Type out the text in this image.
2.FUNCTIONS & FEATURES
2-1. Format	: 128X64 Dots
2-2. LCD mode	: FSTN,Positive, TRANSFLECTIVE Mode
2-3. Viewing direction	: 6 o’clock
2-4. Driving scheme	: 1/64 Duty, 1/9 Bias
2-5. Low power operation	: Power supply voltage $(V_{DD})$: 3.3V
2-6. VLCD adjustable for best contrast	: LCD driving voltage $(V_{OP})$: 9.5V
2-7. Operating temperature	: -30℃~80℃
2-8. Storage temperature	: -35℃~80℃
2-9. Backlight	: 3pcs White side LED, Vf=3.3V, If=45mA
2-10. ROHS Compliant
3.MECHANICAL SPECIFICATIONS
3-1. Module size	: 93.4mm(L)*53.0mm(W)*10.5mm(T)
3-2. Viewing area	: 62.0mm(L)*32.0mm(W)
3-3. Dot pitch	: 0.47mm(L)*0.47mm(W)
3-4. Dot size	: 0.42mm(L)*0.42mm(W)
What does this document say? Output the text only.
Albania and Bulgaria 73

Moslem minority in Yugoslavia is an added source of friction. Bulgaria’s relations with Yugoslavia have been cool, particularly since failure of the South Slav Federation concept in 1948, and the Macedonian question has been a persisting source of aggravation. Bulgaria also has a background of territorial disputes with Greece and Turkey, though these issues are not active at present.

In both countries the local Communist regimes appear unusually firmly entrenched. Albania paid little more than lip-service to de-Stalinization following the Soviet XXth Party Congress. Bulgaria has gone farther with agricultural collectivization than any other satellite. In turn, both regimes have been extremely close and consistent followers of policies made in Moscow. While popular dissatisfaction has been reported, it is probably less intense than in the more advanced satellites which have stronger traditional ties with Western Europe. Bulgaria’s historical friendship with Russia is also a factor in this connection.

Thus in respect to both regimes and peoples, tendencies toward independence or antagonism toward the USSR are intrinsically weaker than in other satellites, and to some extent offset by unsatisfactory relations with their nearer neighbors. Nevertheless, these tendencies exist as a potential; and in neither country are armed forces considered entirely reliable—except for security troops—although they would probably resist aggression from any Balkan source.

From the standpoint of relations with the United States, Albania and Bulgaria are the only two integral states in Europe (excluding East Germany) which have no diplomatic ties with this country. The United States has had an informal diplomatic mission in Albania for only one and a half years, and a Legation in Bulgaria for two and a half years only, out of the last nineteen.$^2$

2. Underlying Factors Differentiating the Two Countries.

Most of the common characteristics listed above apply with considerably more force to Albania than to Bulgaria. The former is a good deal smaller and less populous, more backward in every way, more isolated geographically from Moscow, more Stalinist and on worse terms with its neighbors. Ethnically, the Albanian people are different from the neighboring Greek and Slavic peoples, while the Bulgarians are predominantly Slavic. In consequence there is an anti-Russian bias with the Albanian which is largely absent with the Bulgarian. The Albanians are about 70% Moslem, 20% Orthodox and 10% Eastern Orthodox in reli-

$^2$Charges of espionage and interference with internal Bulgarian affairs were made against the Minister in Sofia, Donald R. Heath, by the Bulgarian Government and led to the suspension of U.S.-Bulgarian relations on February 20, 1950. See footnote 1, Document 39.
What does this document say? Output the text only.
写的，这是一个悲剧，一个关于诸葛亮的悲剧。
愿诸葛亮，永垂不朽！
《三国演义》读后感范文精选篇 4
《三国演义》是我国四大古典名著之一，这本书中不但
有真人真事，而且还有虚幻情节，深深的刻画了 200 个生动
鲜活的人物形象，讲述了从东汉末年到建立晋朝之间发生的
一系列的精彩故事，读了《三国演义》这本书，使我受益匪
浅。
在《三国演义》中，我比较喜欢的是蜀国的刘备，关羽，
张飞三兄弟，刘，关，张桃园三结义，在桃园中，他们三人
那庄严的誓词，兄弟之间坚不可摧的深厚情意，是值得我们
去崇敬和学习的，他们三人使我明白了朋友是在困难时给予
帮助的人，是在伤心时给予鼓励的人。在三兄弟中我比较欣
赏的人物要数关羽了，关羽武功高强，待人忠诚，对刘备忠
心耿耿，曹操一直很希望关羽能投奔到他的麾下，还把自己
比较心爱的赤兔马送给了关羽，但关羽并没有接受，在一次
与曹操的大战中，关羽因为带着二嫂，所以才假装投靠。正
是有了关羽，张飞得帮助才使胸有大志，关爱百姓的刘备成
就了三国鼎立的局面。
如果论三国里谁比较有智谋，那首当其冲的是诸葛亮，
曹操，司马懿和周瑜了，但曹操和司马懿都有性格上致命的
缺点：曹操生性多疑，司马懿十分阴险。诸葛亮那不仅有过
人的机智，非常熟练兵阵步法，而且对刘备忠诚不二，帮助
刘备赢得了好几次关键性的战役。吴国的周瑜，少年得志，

■ ■ ■

In the records above, locate each line with the word "voltage". Copy all such lines.

2-5. Low power operation	: Power supply voltage $(V_{DD})$: 3.3V
2-6. VLCD adjustable for best contrast	: LCD driving voltage $(V_{OP})$: 9.5V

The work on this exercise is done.